** Given request **
Pull out every line below that contains the word "liikenteen".

Data entries:
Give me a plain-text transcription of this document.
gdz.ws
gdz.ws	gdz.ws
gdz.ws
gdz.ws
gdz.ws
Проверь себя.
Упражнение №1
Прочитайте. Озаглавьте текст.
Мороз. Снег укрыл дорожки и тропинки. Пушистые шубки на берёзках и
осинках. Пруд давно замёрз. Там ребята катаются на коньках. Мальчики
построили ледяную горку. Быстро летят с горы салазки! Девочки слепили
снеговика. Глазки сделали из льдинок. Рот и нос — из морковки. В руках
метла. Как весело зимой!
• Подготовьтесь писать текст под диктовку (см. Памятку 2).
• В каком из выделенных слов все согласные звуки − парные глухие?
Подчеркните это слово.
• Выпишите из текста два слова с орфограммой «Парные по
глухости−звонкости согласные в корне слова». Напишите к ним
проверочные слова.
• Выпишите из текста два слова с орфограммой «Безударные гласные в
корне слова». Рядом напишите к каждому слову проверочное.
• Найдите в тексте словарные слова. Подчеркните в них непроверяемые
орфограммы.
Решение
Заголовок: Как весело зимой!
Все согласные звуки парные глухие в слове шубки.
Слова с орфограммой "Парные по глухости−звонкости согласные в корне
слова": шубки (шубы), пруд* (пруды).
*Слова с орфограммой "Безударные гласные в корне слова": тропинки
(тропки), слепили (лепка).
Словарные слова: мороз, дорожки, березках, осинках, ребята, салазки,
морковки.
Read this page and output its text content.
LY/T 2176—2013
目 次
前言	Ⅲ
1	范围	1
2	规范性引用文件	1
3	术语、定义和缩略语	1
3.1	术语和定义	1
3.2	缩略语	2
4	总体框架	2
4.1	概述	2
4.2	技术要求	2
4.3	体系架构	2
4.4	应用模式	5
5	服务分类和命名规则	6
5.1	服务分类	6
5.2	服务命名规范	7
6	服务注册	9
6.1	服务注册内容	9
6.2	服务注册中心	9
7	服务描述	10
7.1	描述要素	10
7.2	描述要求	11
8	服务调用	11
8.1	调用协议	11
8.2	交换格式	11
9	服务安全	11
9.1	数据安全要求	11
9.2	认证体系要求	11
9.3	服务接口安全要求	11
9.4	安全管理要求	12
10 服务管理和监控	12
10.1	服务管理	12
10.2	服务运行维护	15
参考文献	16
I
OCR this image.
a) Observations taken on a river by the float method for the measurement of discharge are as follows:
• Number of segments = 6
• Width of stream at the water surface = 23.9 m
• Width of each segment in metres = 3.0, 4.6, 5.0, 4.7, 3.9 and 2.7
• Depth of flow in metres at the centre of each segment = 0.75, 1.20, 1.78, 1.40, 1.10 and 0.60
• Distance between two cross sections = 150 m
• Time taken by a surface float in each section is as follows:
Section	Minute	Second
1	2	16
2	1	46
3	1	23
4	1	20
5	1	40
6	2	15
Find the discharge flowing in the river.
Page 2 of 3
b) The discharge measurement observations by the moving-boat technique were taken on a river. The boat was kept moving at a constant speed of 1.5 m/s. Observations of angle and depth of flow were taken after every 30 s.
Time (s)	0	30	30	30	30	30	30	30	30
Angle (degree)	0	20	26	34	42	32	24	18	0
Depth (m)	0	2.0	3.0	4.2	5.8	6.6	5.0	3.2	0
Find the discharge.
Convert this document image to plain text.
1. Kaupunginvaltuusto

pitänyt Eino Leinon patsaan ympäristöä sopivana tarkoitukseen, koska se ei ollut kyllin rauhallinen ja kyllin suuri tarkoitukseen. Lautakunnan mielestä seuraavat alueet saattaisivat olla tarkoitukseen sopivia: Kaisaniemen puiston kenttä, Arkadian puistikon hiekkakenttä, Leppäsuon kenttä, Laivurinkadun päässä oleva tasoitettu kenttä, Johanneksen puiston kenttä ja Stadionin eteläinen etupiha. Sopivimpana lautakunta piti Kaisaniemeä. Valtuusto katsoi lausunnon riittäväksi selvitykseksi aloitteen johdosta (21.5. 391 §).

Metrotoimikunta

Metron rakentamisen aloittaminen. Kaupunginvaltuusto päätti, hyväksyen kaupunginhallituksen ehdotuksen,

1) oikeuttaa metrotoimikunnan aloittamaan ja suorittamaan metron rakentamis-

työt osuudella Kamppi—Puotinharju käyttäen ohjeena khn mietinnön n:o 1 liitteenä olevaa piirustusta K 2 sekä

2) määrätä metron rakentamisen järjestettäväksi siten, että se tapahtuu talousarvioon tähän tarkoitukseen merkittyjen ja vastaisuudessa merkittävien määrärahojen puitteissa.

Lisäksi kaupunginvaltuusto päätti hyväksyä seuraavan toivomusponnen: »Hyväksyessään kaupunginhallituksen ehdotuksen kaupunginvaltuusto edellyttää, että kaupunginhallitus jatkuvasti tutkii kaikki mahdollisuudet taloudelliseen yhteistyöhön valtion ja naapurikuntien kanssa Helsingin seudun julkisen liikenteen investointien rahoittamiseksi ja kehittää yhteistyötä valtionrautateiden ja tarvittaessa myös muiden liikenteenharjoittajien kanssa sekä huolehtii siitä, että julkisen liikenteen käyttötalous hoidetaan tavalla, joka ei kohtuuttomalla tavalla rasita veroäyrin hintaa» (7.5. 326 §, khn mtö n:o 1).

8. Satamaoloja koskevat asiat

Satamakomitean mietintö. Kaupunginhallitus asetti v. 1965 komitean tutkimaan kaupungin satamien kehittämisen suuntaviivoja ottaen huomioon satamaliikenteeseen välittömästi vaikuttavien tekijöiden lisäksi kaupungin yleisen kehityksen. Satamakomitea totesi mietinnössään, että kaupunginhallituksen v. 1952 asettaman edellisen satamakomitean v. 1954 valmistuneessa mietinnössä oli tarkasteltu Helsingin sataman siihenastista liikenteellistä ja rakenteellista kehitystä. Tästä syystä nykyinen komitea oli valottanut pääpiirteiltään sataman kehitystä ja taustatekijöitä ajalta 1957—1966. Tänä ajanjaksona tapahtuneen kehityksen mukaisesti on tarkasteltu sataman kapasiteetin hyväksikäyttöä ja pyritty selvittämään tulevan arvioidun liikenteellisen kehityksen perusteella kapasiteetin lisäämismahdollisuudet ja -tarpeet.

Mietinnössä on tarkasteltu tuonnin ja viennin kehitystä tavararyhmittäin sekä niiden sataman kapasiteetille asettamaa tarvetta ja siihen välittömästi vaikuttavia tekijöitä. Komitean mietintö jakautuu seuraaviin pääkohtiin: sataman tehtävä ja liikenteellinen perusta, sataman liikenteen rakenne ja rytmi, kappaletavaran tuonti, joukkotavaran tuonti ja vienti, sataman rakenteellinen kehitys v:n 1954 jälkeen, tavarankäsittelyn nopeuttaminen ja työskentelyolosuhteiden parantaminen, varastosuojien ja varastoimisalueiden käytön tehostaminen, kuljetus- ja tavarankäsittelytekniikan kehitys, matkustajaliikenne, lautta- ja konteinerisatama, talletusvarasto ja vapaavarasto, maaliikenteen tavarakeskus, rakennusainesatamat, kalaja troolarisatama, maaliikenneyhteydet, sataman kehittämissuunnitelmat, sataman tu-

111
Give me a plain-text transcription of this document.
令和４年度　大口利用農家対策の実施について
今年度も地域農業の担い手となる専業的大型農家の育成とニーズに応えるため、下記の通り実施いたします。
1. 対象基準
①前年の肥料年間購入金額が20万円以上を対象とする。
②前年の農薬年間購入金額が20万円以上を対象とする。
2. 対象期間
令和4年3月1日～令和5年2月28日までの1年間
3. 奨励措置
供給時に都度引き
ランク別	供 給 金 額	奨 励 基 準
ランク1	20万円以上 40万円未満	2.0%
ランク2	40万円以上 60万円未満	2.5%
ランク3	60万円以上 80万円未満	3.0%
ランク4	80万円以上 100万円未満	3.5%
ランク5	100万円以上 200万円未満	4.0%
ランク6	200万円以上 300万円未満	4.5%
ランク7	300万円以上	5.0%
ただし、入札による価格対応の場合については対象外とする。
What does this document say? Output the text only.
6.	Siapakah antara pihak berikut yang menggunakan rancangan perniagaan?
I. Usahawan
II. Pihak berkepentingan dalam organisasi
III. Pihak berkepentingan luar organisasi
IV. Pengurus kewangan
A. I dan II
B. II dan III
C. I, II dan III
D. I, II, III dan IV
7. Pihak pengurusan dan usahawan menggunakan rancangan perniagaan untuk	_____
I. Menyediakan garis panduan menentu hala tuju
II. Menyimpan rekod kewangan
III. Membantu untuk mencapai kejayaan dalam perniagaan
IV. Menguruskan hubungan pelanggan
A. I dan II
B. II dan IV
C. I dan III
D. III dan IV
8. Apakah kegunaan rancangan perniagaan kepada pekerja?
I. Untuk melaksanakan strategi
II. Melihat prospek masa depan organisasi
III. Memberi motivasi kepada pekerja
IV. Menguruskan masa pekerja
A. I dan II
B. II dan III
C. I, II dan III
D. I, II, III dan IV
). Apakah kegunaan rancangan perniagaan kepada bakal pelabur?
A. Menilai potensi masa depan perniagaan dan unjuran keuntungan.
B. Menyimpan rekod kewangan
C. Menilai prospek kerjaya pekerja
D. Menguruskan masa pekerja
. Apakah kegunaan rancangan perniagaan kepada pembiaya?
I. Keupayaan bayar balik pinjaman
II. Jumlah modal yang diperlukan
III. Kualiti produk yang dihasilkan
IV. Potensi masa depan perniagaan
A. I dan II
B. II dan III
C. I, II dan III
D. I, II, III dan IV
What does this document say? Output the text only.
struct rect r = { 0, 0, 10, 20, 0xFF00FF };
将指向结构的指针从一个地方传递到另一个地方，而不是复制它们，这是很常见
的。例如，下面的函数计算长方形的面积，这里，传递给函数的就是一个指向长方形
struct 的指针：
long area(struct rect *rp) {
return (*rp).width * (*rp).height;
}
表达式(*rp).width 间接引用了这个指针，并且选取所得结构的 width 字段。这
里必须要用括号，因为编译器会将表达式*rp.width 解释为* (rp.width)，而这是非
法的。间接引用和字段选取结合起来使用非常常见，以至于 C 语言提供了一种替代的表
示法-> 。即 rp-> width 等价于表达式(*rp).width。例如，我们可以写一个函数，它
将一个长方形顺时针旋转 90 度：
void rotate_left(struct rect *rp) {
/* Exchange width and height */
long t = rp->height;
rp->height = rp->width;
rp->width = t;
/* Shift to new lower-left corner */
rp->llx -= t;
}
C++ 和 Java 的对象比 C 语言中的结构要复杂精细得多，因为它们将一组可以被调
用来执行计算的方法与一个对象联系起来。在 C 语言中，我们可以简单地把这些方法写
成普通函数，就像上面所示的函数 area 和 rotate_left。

** Exercise result **
Lisäksi kaupunginvaltuusto päätti hyväksyä seuraavan toivomusponnen: »Hyväksyessään kaupunginhallituksen ehdotuksen kaupunginvaltuusto edellyttää, että kaupunginhallitus jatkuvasti tutkii kaikki mahdollisuudet taloudelliseen yhteistyöhön valtion ja naapurikuntien kanssa Helsingin seudun julkisen liikenteen investointien rahoittamiseksi ja kehittää yhteistyötä valtionrautateiden ja tarvittaessa myös muiden liikenteenharjoittajien kanssa sekä huolehtii siitä, että julkisen liikenteen käyttötalous hoidetaan tavalla, joka ei kohtuuttomalla tavalla rasita veroäyrin hintaa» (7.5. 326 §, khn mtö n:o 1).
Mietinnössä on tarkasteltu tuonnin ja viennin kehitystä tavararyhmittäin sekä niiden sataman kapasiteetille asettamaa tarvetta ja siihen välittömästi vaikuttavia tekijöitä. Komitean mietintö jakautuu seuraaviin pääkohtiin: sataman tehtävä ja liikenteellinen perusta, sataman liikenteen rakenne ja rytmi, kappaletavaran tuonti, joukkotavaran tuonti ja vienti, sataman rakenteellinen kehitys v:n 1954 jälkeen, tavarankäsittelyn nopeuttaminen ja työskentelyolosuhteiden parantaminen, varastosuojien ja varastoimisalueiden käytön tehostaminen, kuljetus- ja tavarankäsittelytekniikan kehitys, matkustajaliikenne, lautta- ja konteinerisatama, talletusvarasto ja vapaavarasto, maaliikenteen tavarakeskus, rakennusainesatamat, kalaja troolarisatama, maaliikenneyhteydet, sataman kehittämissuunnitelmat, sataman tu-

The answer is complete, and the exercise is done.